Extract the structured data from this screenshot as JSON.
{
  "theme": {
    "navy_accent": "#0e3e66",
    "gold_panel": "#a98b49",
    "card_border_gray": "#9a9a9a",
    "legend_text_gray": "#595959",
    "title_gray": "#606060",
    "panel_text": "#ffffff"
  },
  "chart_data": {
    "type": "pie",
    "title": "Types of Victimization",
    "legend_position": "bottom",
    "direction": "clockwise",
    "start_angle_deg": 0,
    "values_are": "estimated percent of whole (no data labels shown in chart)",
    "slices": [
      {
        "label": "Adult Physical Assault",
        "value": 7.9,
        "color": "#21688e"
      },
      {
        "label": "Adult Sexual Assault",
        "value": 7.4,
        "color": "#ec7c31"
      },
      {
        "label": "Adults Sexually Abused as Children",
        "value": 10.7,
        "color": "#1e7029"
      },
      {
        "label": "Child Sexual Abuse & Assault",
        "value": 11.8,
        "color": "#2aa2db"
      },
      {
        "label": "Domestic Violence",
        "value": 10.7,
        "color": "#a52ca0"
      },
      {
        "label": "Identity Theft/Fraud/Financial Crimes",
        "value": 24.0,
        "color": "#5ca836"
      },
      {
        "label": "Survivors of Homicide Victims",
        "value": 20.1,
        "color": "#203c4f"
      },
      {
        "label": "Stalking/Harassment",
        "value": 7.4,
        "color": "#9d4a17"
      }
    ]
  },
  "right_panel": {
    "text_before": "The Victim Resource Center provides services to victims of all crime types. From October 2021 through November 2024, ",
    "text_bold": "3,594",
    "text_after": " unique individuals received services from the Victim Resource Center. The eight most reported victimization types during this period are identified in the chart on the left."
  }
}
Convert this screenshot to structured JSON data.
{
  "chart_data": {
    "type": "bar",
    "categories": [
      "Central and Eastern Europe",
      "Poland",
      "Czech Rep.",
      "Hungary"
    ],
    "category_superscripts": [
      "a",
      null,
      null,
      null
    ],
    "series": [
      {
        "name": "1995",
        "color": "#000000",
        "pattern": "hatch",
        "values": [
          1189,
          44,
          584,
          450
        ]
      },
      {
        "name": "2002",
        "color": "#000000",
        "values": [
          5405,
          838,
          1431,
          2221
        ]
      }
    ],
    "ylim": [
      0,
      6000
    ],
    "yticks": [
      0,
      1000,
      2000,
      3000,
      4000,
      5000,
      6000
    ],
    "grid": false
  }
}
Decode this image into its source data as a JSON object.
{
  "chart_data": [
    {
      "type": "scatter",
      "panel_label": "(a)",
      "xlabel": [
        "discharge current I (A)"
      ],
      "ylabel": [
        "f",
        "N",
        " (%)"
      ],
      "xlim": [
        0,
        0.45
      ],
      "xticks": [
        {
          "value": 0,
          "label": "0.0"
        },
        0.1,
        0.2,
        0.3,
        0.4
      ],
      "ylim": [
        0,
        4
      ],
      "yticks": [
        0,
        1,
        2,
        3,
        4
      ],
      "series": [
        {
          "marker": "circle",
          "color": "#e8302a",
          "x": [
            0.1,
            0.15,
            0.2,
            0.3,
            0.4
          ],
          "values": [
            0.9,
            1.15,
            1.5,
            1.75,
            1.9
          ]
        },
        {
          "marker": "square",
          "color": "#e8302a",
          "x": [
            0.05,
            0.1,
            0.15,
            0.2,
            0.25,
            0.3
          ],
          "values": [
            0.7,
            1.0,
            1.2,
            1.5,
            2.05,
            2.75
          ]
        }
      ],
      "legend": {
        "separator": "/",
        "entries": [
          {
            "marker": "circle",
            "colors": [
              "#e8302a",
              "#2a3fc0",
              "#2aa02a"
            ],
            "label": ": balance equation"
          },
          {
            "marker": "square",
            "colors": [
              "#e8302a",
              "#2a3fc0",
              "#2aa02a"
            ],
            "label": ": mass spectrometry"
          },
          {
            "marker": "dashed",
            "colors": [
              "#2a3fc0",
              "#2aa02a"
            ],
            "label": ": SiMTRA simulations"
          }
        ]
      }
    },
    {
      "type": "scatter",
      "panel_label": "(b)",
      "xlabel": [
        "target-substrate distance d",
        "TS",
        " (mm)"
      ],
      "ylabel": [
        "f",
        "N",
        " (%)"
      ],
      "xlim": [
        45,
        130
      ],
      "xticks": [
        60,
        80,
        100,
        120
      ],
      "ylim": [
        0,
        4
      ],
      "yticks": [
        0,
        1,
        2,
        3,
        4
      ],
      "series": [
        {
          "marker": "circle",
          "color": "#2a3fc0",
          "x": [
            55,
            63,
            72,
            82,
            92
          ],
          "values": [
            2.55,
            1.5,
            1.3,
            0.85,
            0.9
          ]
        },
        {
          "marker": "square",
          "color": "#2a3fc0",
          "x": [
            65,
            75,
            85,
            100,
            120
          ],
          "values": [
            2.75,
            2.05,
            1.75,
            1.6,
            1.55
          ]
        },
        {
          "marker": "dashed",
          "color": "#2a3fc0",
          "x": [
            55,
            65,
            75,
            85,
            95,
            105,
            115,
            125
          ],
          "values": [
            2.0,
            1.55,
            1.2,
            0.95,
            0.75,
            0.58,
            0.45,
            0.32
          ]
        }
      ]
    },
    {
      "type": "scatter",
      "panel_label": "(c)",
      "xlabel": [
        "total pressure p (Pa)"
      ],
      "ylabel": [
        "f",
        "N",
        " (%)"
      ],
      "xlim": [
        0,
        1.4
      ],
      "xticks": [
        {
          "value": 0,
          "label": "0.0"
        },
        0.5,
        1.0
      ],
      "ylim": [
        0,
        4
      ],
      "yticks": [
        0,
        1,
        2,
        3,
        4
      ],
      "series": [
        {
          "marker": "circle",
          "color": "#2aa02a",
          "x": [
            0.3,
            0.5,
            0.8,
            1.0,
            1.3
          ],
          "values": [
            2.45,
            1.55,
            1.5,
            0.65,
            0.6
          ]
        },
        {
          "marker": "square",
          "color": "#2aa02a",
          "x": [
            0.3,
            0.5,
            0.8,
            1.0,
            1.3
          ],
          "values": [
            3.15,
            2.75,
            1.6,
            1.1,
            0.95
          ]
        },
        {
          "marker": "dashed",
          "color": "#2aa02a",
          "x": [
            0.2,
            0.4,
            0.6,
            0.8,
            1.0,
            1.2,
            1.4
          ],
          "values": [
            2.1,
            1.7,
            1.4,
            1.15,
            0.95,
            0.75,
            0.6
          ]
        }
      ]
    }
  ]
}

Exercise aim: Retype the whole listing, matching it exactly.

Response to this exercise:
Extract the structured data from this screenshot as JSON.
{
  "theme": {
    "navy_accent": "#0e3e66",
    "gold_panel": "#a98b49",
    "card_border_gray": "#9a9a9a",
    "legend_text_gray": "#595959",
    "title_gray": "#606060",
    "panel_text": "#ffffff"
  },
  "chart_data": {
    "type": "pie",
    "title": "Types of Victimization",
    "legend_position": "bottom",
    "direction": "clockwise",
    "start_angle_deg": 0,
    "values_are": "estimated percent of whole (no data labels shown in chart)",
    "slices": [
      {
        "label": "Adult Physical Assault",
        "value": 7.9,
        "color": "#21688e"
      },
      {
        "label": "Adult Sexual Assault",
        "value": 7.4,
        "color": "#ec7c31"
      },
      {
        "label": "Adults Sexually Abused as Children",
        "value": 10.7,
        "color": "#1e7029"
      },
      {
        "label": "Child Sexual Abuse & Assault",
        "value": 11.8,
        "color": "#2aa2db"
      },
      {
        "label": "Domestic Violence",
        "value": 10.7,
        "color": "#a52ca0"
      },
      {
        "label": "Identity Theft/Fraud/Financial Crimes",
        "value": 24.0,
        "color": "#5ca836"
      },
      {
        "label": "Survivors of Homicide Victims",
        "value": 20.1,
        "color": "#203c4f"
      },
      {
        "label": "Stalking/Harassment",
        "value": 7.4,
        "color": "#9d4a17"
      }
    ]
  },
  "right_panel": {
    "text_before": "The Victim Resource Center provides services to victims of all crime types. From October 2021 through November 2024, ",
    "text_bold": "3,594",
    "text_after": " unique individuals received services from the Victim Resource Center. The eight most reported victimization types during this period are identified in the chart on the left."
  }
}
Convert this screenshot to structured JSON data.
{
  "chart_data": {
    "type": "bar",
    "categories": [
      "Central and Eastern Europe",
      "Poland",
      "Czech Rep.",
      "Hungary"
    ],
    "category_superscripts": [
      "a",
      null,
      null,
      null
    ],
    "series": [
      {
        "name": "1995",
        "color": "#000000",
        "pattern": "hatch",
        "values": [
          1189,
          44,
          584,
          450
        ]
      },
      {
        "name": "2002",
        "color": "#000000",
        "values": [
          5405,
          838,
          1431,
          2221
        ]
      }
    ],
    "ylim": [
      0,
      6000
    ],
    "yticks": [
      0,
      1000,
      2000,
      3000,
      4000,
      5000,
      6000
    ],
    "grid": false
  }
}
Decode this image into its source data as a JSON object.
{
  "chart_data": [
    {
      "type": "scatter",
      "panel_label": "(a)",
      "xlabel": [
        "discharge current I (A)"
      ],
      "ylabel": [
        "f",
        "N",
        " (%)"
      ],
      "xlim": [
        0,
        0.45
      ],
      "xticks": [
        {
          "value": 0,
          "label": "0.0"
        },
        0.1,
        0.2,
        0.3,
        0.4
      ],
      "ylim": [
        0,
        4
      ],
      "yticks": [
        0,
        1,
        2,
        3,
        4
      ],
      "series": [
        {
          "marker": "circle",
          "color": "#e8302a",
          "x": [
            0.1,
            0.15,
            0.2,
            0.3,
            0.4
          ],
          "values": [
            0.9,
            1.15,
            1.5,
            1.75,
            1.9
          ]
        },
        {
          "marker": "square",
          "color": "#e8302a",
          "x": [
            0.05,
            0.1,
            0.15,
            0.2,
            0.25,
            0.3
          ],
          "values": [
            0.7,
            1.0,
            1.2,
            1.5,
            2.05,
            2.75
          ]
        }
      ],
      "legend": {
        "separator": "/",
        "entries": [
          {
            "marker": "circle",
            "colors": [
              "#e8302a",
              "#2a3fc0",
              "#2aa02a"
            ],
            "label": ": balance equation"
          },
          {
            "marker": "square",
            "colors": [
              "#e8302a",
              "#2a3fc0",
              "#2aa02a"
            ],
            "label": ": mass spectrometry"
          },
          {
            "marker": "dashed",
            "colors": [
              "#2a3fc0",
              "#2aa02a"
            ],
            "label": ": SiMTRA simulations"
          }
        ]
      }
    },
    {
      "type": "scatter",
      "panel_label": "(b)",
      "xlabel": [
        "target-substrate distance d",
        "TS",
        " (mm)"
      ],
      "ylabel": [
        "f",
        "N",
        " (%)"
      ],
      "xlim": [
        45,
        130
      ],
      "xticks": [
        60,
        80,
        100,
        120
      ],
      "ylim": [
        0,
        4
      ],
      "yticks": [
        0,
        1,
        2,
        3,
        4
      ],
      "series": [
        {
          "marker": "circle",
          "color": "#2a3fc0",
          "x": [
            55,
            63,
            72,
            82,
            92
          ],
          "values": [
            2.55,
            1.5,
            1.3,
            0.85,
            0.9
          ]
        },
        {
          "marker": "square",
          "color": "#2a3fc0",
          "x": [
            65,
            75,
            85,
            100,
            120
          ],
          "values": [
            2.75,
            2.05,
            1.75,
            1.6,
            1.55
          ]
        },
        {
          "marker": "dashed",
          "color": "#2a3fc0",
          "x": [
            55,
            65,
            75,
            85,
            95,
            105,
            115,
            125
          ],
          "values": [
            2.0,
            1.55,
            1.2,
            0.95,
            0.75,
            0.58,
            0.45,
            0.32
          ]
        }
      ]
    },
    {
      "type": "scatter",
      "panel_label": "(c)",
      "xlabel": [
        "total pressure p (Pa)"
      ],
      "ylabel": [
        "f",
        "N",
        " (%)"
      ],
      "xlim": [
        0,
        1.4
      ],
      "xticks": [
        {
          "value": 0,
          "label": "0.0"
        },
        0.5,
        1.0
      ],
      "ylim": [
        0,
        4
      ],
      "yticks": [
        0,
        1,
        2,
        3,
        4
      ],
      "series": [
        {
          "marker": "circle",
          "color": "#2aa02a",
          "x": [
            0.3,
            0.5,
            0.8,
            1.0,
            1.3
          ],
          "values": [
            2.45,
            1.55,
            1.5,
            0.65,
            0.6
          ]
        },
        {
          "marker": "square",
          "color": "#2aa02a",
          "x": [
            0.3,
            0.5,
            0.8,
            1.0,
            1.3
          ],
          "values": [
            3.15,
            2.75,
            1.6,
            1.1,
            0.95
          ]
        },
        {
          "marker": "dashed",
          "color": "#2aa02a",
          "x": [
            0.2,
            0.4,
            0.6,
            0.8,
            1.0,
            1.2,
            1.4
          ],
          "values": [
            2.1,
            1.7,
            1.4,
            1.15,
            0.95,
            0.75,
            0.6
          ]
        }
      ]
    }
  ]
}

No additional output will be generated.